-- START Data records --

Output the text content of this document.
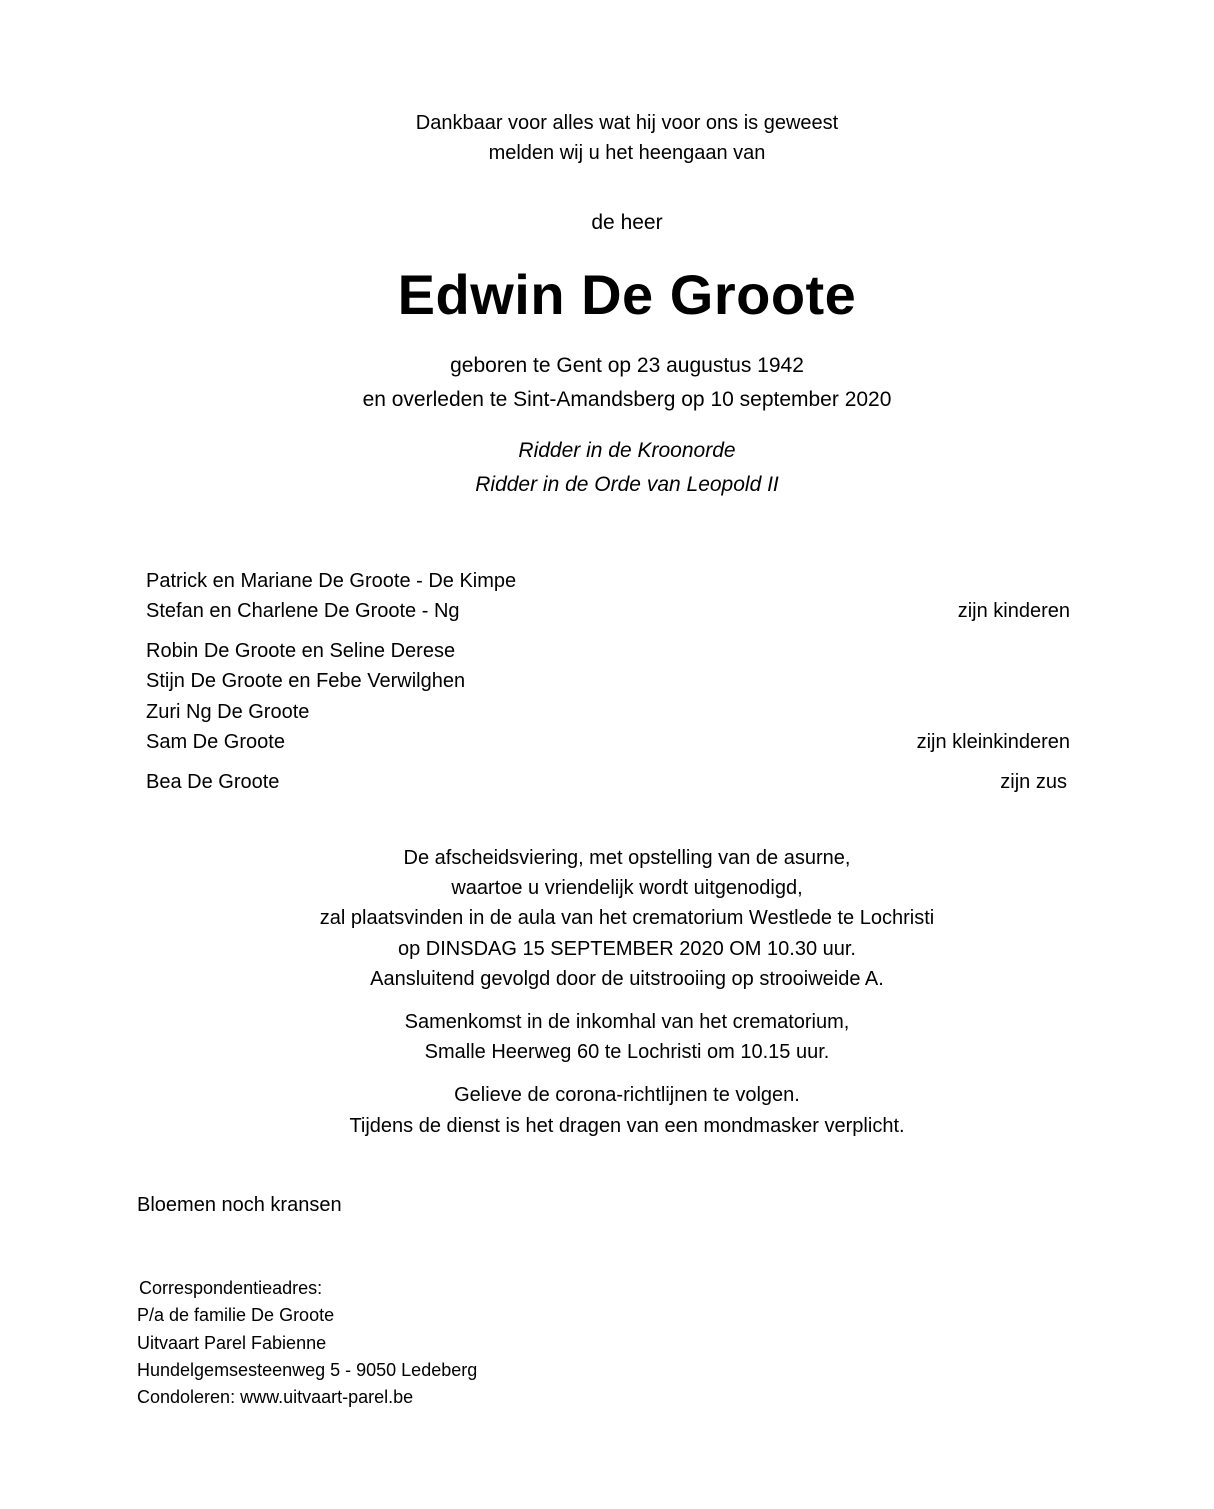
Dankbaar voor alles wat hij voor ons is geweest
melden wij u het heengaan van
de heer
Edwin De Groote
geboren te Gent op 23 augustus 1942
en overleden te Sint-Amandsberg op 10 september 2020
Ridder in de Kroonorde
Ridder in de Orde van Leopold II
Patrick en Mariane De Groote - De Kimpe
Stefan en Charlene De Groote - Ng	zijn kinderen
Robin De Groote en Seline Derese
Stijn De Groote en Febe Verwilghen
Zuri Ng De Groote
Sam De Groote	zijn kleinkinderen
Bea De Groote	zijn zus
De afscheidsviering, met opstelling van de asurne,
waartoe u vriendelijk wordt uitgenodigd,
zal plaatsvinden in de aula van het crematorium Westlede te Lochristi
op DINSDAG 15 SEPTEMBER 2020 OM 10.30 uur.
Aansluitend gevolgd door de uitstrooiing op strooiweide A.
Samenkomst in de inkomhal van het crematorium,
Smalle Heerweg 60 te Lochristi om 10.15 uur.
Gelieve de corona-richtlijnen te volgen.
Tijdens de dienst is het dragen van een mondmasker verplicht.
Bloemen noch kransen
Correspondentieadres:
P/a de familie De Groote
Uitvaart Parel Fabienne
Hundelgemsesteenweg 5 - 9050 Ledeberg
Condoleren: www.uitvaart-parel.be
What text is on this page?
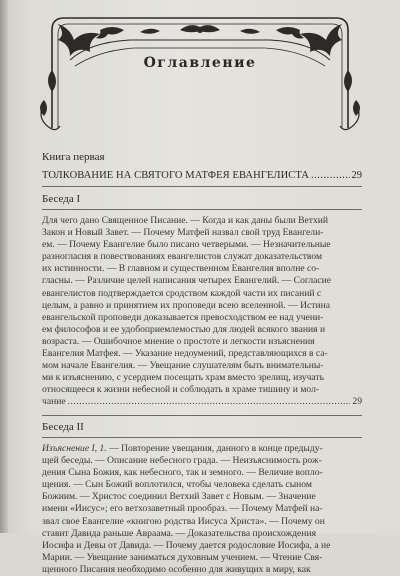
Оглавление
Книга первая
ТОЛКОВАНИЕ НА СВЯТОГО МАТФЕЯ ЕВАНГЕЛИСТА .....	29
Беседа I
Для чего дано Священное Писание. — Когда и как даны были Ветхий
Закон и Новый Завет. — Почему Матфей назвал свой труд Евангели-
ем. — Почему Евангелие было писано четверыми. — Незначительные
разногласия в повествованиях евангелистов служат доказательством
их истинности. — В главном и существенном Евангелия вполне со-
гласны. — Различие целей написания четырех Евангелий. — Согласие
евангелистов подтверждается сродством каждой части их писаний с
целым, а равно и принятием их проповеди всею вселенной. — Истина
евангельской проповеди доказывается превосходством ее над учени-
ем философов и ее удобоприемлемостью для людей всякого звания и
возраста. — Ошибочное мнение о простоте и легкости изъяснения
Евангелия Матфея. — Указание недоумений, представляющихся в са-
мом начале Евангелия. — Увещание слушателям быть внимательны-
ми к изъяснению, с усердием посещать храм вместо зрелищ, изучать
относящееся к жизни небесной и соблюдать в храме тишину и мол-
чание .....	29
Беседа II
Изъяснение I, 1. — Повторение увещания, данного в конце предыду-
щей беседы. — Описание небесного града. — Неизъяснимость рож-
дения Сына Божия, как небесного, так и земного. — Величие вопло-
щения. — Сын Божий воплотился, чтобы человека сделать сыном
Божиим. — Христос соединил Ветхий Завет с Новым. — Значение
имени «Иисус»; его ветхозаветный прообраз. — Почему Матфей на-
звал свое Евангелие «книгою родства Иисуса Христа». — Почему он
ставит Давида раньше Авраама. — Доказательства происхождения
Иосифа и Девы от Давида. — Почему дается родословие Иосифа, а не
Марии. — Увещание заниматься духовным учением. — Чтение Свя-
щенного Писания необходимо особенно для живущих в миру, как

-- END Data records --

| Goal |
Report only the count of lines that include the string "Евангелия".

| Result of this exercise |
3